INSTRUCTIONS TO FOLLOW: Check each line of the records below and collect those that include the word "Вязкость".

________________________

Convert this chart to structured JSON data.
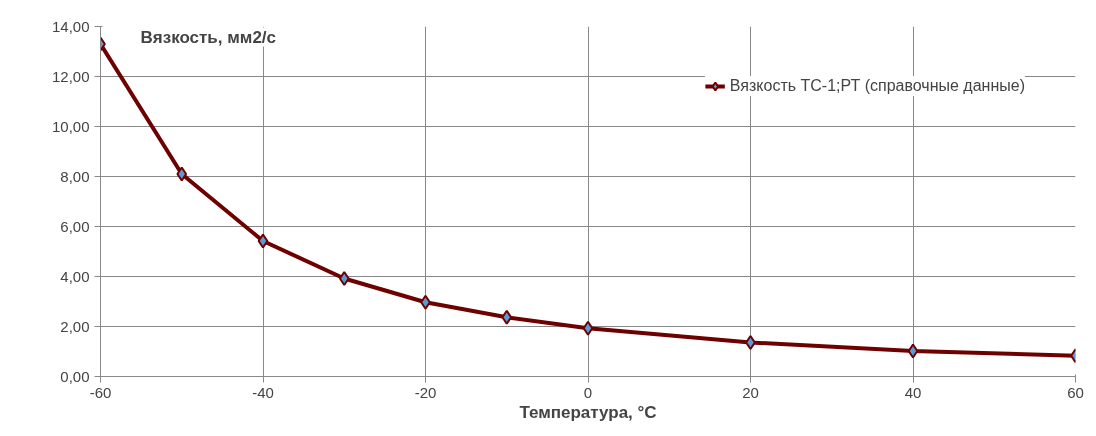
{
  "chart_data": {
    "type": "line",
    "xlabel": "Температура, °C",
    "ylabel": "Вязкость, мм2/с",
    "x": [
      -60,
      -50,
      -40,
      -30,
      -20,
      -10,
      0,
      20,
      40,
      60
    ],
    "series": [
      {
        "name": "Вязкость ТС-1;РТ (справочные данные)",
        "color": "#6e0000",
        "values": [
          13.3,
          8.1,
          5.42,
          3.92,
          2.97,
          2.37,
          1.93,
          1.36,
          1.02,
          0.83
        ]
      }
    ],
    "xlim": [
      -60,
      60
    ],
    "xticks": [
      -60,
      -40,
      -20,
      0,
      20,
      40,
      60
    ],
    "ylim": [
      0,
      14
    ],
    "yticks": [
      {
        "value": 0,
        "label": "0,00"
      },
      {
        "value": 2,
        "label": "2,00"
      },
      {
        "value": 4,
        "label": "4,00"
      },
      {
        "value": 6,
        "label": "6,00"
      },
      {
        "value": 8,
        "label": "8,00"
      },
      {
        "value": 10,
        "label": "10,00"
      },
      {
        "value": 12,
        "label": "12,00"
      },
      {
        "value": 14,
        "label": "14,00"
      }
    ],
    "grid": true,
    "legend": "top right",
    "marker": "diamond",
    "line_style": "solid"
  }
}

________________________

SOLUTION:
    "ylabel": "Вязкость, мм2/с",
        "name": "Вязкость ТС-1;РТ (справочные данные)",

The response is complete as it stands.